___ Information given

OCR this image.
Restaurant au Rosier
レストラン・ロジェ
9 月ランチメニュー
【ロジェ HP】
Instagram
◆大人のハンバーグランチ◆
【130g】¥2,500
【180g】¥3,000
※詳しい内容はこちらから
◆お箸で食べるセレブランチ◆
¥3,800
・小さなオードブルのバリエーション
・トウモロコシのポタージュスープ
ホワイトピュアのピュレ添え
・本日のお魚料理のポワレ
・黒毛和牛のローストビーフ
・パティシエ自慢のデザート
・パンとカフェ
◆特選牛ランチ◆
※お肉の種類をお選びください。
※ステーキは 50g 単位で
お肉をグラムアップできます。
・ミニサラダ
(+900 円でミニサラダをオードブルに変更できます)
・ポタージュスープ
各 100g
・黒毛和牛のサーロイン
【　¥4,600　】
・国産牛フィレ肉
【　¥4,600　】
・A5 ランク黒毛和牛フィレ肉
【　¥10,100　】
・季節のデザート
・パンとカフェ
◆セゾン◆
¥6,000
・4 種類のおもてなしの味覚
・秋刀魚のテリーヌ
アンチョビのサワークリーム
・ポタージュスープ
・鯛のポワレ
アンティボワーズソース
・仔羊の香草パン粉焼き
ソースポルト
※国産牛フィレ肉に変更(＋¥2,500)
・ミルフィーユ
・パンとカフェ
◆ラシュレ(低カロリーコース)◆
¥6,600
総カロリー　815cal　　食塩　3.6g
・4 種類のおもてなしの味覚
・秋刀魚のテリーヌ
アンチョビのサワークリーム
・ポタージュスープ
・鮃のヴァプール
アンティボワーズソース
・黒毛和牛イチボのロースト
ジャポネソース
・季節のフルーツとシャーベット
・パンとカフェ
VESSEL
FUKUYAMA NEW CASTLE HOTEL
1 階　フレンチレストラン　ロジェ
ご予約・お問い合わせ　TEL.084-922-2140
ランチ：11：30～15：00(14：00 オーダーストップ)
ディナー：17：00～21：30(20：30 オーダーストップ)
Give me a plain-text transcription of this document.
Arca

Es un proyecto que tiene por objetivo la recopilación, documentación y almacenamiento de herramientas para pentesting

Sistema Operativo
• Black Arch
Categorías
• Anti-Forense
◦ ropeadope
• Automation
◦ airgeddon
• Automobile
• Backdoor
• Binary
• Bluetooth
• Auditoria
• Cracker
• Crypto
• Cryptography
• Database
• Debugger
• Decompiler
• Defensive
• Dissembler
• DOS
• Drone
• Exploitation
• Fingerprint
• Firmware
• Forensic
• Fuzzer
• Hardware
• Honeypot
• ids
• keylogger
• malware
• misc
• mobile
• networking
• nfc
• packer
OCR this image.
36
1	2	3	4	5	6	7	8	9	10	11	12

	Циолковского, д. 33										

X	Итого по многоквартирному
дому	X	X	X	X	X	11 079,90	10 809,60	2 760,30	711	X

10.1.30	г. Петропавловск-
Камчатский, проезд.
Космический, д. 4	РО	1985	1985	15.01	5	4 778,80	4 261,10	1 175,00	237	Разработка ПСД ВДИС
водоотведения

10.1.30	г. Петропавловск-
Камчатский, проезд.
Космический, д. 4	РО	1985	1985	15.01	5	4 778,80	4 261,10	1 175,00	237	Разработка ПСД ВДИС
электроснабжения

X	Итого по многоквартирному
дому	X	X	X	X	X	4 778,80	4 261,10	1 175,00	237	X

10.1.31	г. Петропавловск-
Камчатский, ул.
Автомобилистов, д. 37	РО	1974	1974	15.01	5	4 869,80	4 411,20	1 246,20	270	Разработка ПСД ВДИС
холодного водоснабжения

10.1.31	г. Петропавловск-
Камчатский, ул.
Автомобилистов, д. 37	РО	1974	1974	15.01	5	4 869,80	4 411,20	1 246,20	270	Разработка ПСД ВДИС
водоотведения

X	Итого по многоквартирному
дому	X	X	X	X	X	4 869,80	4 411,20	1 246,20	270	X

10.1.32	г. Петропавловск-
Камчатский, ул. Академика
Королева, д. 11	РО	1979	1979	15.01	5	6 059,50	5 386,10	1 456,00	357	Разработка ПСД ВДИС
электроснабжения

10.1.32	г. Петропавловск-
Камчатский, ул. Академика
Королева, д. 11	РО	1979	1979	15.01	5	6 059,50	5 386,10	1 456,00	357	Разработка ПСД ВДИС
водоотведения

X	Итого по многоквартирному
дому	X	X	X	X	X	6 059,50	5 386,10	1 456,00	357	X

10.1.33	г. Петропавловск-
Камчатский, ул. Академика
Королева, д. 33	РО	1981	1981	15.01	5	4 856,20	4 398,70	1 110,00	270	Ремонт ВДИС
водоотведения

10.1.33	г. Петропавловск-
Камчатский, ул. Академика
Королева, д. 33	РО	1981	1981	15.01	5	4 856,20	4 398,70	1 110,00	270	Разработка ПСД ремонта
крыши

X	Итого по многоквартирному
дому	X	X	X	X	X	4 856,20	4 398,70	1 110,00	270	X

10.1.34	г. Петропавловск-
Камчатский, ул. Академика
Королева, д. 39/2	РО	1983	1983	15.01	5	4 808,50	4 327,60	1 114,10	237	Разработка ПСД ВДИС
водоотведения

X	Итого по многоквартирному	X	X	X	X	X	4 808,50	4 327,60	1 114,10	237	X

______

# The task
Reproduce every line of the data verbatim.

# The completed task
OCR this image.
Restaurant au Rosier
レストラン・ロジェ
9 月ランチメニュー
【ロジェ HP】
Instagram
◆大人のハンバーグランチ◆
【130g】¥2,500
【180g】¥3,000
※詳しい内容はこちらから
◆お箸で食べるセレブランチ◆
¥3,800
・小さなオードブルのバリエーション
・トウモロコシのポタージュスープ
ホワイトピュアのピュレ添え
・本日のお魚料理のポワレ
・黒毛和牛のローストビーフ
・パティシエ自慢のデザート
・パンとカフェ
◆特選牛ランチ◆
※お肉の種類をお選びください。
※ステーキは 50g 単位で
お肉をグラムアップできます。
・ミニサラダ
(+900 円でミニサラダをオードブルに変更できます)
・ポタージュスープ
各 100g
・黒毛和牛のサーロイン
【　¥4,600　】
・国産牛フィレ肉
【　¥4,600　】
・A5 ランク黒毛和牛フィレ肉
【　¥10,100　】
・季節のデザート
・パンとカフェ
◆セゾン◆
¥6,000
・4 種類のおもてなしの味覚
・秋刀魚のテリーヌ
アンチョビのサワークリーム
・ポタージュスープ
・鯛のポワレ
アンティボワーズソース
・仔羊の香草パン粉焼き
ソースポルト
※国産牛フィレ肉に変更(＋¥2,500)
・ミルフィーユ
・パンとカフェ
◆ラシュレ(低カロリーコース)◆
¥6,600
総カロリー　815cal　　食塩　3.6g
・4 種類のおもてなしの味覚
・秋刀魚のテリーヌ
アンチョビのサワークリーム
・ポタージュスープ
・鮃のヴァプール
アンティボワーズソース
・黒毛和牛イチボのロースト
ジャポネソース
・季節のフルーツとシャーベット
・パンとカフェ
VESSEL
FUKUYAMA NEW CASTLE HOTEL
1 階　フレンチレストラン　ロジェ
ご予約・お問い合わせ　TEL.084-922-2140
ランチ：11：30～15：00(14：00 オーダーストップ)
ディナー：17：00～21：30(20：30 オーダーストップ)
Give me a plain-text transcription of this document.
Arca

Es un proyecto que tiene por objetivo la recopilación, documentación y almacenamiento de herramientas para pentesting

Sistema Operativo
• Black Arch
Categorías
• Anti-Forense
◦ ropeadope
• Automation
◦ airgeddon
• Automobile
• Backdoor
• Binary
• Bluetooth
• Auditoria
• Cracker
• Crypto
• Cryptography
• Database
• Debugger
• Decompiler
• Defensive
• Dissembler
• DOS
• Drone
• Exploitation
• Fingerprint
• Firmware
• Forensic
• Fuzzer
• Hardware
• Honeypot
• ids
• keylogger
• malware
• misc
• mobile
• networking
• nfc
• packer
OCR this image.
36
1	2	3	4	5	6	7	8	9	10	11	12

	Циолковского, д. 33										

X	Итого по многоквартирному
дому	X	X	X	X	X	11 079,90	10 809,60	2 760,30	711	X

10.1.30	г. Петропавловск-
Камчатский, проезд.
Космический, д. 4	РО	1985	1985	15.01	5	4 778,80	4 261,10	1 175,00	237	Разработка ПСД ВДИС
водоотведения

10.1.30	г. Петропавловск-
Камчатский, проезд.
Космический, д. 4	РО	1985	1985	15.01	5	4 778,80	4 261,10	1 175,00	237	Разработка ПСД ВДИС
электроснабжения

X	Итого по многоквартирному
дому	X	X	X	X	X	4 778,80	4 261,10	1 175,00	237	X

10.1.31	г. Петропавловск-
Камчатский, ул.
Автомобилистов, д. 37	РО	1974	1974	15.01	5	4 869,80	4 411,20	1 246,20	270	Разработка ПСД ВДИС
холодного водоснабжения

10.1.31	г. Петропавловск-
Камчатский, ул.
Автомобилистов, д. 37	РО	1974	1974	15.01	5	4 869,80	4 411,20	1 246,20	270	Разработка ПСД ВДИС
водоотведения

X	Итого по многоквартирному
дому	X	X	X	X	X	4 869,80	4 411,20	1 246,20	270	X

10.1.32	г. Петропавловск-
Камчатский, ул. Академика
Королева, д. 11	РО	1979	1979	15.01	5	6 059,50	5 386,10	1 456,00	357	Разработка ПСД ВДИС
электроснабжения

10.1.32	г. Петропавловск-
Камчатский, ул. Академика
Королева, д. 11	РО	1979	1979	15.01	5	6 059,50	5 386,10	1 456,00	357	Разработка ПСД ВДИС
водоотведения

X	Итого по многоквартирному
дому	X	X	X	X	X	6 059,50	5 386,10	1 456,00	357	X

10.1.33	г. Петропавловск-
Камчатский, ул. Академика
Королева, д. 33	РО	1981	1981	15.01	5	4 856,20	4 398,70	1 110,00	270	Ремонт ВДИС
водоотведения

10.1.33	г. Петропавловск-
Камчатский, ул. Академика
Королева, д. 33	РО	1981	1981	15.01	5	4 856,20	4 398,70	1 110,00	270	Разработка ПСД ремонта
крыши

X	Итого по многоквартирному
дому	X	X	X	X	X	4 856,20	4 398,70	1 110,00	270	X

10.1.34	г. Петропавловск-
Камчатский, ул. Академика
Королева, д. 39/2	РО	1983	1983	15.01	5	4 808,50	4 327,60	1 114,10	237	Разработка ПСД ВДИС
водоотведения

X	Итого по многоквартирному	X	X	X	X	X	4 808,50	4 327,60	1 114,10	237	X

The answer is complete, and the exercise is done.